> _MATERIAL TO PROCESS_
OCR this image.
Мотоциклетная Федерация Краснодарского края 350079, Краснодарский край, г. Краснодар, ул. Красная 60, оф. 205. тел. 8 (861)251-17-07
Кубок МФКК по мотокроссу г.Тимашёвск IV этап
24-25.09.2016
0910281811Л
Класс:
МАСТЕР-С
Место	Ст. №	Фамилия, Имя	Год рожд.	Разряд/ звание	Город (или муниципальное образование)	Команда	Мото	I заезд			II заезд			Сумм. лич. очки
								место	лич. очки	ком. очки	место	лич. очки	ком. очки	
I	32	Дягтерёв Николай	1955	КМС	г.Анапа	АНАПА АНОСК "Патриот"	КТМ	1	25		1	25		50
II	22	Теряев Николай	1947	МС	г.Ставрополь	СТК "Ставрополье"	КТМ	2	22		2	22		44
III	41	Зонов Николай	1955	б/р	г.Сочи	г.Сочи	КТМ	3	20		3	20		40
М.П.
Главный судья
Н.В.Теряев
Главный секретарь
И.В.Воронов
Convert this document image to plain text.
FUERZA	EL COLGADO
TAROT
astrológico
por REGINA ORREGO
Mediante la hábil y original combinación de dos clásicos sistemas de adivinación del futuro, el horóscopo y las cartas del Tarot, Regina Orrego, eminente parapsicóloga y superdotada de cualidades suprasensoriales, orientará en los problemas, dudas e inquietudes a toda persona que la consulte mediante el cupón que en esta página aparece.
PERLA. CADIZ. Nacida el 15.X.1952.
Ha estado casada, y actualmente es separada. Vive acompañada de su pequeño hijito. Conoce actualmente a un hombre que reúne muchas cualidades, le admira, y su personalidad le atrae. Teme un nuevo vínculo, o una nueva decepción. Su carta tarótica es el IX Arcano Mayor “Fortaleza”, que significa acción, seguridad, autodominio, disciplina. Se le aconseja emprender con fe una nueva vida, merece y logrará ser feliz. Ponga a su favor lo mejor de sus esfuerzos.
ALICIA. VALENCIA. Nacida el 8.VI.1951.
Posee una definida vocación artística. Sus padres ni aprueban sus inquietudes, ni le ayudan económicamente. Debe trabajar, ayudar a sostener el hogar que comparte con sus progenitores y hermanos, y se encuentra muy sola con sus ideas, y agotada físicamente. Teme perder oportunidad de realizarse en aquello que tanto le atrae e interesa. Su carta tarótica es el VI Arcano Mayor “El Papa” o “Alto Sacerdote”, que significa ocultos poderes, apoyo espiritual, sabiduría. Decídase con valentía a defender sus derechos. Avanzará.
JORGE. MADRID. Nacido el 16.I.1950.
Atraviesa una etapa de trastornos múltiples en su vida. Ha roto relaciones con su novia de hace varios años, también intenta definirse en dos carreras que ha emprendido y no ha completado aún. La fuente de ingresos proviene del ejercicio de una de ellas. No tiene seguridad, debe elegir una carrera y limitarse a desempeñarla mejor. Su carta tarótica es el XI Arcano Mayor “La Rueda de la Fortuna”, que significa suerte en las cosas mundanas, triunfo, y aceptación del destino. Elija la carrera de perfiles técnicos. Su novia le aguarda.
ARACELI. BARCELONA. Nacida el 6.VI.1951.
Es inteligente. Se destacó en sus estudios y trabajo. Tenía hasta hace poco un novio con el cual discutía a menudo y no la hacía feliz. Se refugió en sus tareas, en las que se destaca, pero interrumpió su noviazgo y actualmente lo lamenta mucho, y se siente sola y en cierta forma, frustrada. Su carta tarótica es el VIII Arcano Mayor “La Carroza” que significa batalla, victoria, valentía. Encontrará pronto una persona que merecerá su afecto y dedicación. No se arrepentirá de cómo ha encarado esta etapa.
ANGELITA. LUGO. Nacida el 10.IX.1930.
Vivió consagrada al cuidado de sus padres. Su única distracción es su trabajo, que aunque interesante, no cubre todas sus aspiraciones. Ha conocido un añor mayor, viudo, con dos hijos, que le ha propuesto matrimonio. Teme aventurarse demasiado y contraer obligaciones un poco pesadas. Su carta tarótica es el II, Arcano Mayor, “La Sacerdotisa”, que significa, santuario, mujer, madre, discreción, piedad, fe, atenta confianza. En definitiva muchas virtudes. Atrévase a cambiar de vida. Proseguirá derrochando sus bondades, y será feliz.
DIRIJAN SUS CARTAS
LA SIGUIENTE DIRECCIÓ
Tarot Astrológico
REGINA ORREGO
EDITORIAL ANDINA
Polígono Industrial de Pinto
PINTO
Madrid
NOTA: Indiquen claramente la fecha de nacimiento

> _PROBLEM DETAILS_
Copy every line in the records above that contains the word "atrae".

> _RESPONSE_
Ha estado casada, y actualmente es separada. Vive acompañada de su pequeño hijito. Conoce actualmente a un hombre que reúne muchas cualidades, le admira, y su personalidad le atrae. Teme un nuevo vínculo, o una nueva decepción. Su carta tarótica es el IX Arcano Mayor “Fortaleza”, que significa acción, seguridad, autodominio, disciplina. Se le aconseja emprender con fe una nueva vida, merece y logrará ser feliz. Ponga a su favor lo mejor de sus esfuerzos.
Posee una definida vocación artística. Sus padres ni aprueban sus inquietudes, ni le ayudan económicamente. Debe trabajar, ayudar a sostener el hogar que comparte con sus progenitores y hermanos, y se encuentra muy sola con sus ideas, y agotada físicamente. Teme perder oportunidad de realizarse en aquello que tanto le atrae e interesa. Su carta tarótica es el VI Arcano Mayor “El Papa” o “Alto Sacerdote”, que significa ocultos poderes, apoyo espiritual, sabiduría. Decídase con valentía a defender sus derechos. Avanzará.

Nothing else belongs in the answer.